| Written instruction |
Select the lines that hold the word "along" and copy each one.

| Source data |
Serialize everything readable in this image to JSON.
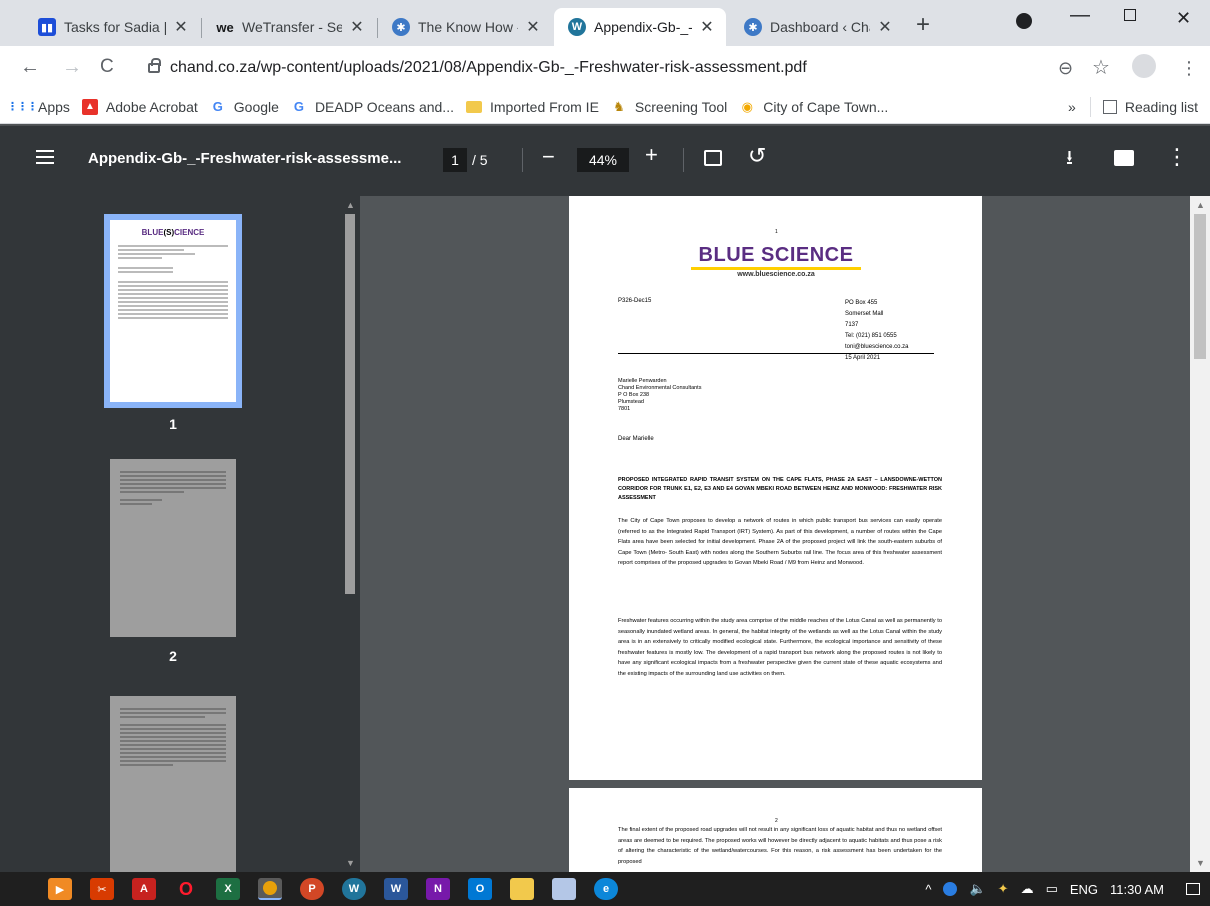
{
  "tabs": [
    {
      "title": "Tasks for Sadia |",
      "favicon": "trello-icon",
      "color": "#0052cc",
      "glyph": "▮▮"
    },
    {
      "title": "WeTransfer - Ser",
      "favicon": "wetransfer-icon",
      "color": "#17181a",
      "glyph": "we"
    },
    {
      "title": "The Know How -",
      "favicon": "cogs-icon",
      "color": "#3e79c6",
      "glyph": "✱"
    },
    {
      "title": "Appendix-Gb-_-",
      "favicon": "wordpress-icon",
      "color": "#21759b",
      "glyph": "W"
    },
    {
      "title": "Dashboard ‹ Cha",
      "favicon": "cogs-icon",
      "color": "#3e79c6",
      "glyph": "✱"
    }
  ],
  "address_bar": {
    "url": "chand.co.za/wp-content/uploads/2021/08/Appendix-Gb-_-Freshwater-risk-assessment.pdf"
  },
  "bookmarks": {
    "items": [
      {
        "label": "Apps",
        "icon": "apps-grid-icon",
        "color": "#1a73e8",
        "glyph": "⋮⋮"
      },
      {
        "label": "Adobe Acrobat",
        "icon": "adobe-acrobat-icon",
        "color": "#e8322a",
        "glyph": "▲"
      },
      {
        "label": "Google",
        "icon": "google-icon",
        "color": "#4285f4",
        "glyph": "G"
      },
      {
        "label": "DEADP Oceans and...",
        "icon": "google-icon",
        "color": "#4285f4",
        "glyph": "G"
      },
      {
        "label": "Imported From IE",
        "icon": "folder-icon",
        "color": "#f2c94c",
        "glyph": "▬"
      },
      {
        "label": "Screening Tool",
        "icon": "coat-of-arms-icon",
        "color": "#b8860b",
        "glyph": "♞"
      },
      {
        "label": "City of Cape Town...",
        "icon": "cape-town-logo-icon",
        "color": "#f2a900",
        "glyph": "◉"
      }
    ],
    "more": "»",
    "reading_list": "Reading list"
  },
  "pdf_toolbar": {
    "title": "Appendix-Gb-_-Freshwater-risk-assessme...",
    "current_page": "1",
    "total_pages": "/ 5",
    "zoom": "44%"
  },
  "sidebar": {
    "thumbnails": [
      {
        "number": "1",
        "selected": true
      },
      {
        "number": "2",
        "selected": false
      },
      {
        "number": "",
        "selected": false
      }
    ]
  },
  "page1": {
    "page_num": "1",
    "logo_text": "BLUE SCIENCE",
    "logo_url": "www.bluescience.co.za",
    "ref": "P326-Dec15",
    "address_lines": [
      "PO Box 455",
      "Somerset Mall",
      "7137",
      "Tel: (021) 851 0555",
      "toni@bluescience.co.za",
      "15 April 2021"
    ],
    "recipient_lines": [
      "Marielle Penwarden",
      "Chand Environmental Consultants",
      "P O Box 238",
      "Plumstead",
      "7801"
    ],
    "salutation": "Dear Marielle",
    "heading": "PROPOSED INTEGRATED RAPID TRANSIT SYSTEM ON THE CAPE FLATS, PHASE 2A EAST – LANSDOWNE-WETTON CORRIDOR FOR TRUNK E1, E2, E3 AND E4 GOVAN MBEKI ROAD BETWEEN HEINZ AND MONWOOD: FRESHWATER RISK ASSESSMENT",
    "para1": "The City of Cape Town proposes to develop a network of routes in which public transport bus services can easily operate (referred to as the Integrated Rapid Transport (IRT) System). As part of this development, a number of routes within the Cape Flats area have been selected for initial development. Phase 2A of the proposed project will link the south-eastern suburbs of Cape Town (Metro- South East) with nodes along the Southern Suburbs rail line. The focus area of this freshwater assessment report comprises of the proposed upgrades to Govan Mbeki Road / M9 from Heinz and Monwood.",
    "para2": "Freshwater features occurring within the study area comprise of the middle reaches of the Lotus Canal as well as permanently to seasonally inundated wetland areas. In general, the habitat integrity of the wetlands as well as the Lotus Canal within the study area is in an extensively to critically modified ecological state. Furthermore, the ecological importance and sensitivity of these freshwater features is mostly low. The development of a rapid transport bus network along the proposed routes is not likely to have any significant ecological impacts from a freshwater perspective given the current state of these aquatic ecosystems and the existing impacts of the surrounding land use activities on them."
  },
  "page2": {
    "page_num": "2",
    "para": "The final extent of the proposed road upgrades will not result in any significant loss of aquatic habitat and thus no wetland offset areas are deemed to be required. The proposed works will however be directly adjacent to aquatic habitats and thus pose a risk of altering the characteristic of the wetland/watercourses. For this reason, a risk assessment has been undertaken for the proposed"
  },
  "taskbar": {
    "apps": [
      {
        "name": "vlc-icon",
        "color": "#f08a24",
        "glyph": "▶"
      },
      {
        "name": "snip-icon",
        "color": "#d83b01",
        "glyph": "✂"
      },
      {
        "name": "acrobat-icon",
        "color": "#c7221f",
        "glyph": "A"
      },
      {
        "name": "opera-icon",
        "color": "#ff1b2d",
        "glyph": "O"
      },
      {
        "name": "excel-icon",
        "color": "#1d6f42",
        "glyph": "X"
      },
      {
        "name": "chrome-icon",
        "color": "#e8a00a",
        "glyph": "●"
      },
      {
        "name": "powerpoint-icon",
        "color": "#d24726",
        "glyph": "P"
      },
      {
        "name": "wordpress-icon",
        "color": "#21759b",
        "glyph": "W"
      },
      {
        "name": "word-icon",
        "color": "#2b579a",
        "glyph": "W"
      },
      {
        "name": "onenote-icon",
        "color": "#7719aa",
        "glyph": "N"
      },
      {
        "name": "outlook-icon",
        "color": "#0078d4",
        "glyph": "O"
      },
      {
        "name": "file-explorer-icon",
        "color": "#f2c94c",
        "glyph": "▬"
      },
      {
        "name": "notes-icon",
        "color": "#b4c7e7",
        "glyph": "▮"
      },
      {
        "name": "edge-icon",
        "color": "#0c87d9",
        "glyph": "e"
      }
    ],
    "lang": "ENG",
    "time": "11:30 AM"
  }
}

| Exercise output |
    "para1": "The City of Cape Town proposes to develop a network of routes in which public transport bus services can easily operate (referred to as the Integrated Rapid Transport (IRT) System). As part of this development, a number of routes within the Cape Flats area have been selected for initial development. Phase 2A of the proposed project will link the south-eastern suburbs of Cape Town (Metro- South East) with nodes along the Southern Suburbs rail line. The focus area of this freshwater assessment report comprises of the proposed upgrades to Govan Mbeki Road / M9 from Heinz and Monwood.",
    "para2": "Freshwater features occurring within the study area comprise of the middle reaches of the Lotus Canal as well as permanently to seasonally inundated wetland areas. In general, the habitat integrity of the wetlands as well as the Lotus Canal within the study area is in an extensively to critically modified ecological state. Furthermore, the ecological importance and sensitivity of these freshwater features is mostly low. The development of a rapid transport bus network along the proposed routes is not likely to have any significant ecological impacts from a freshwater perspective given the current state of these aquatic ecosystems and the existing impacts of the surrounding land use activities on them."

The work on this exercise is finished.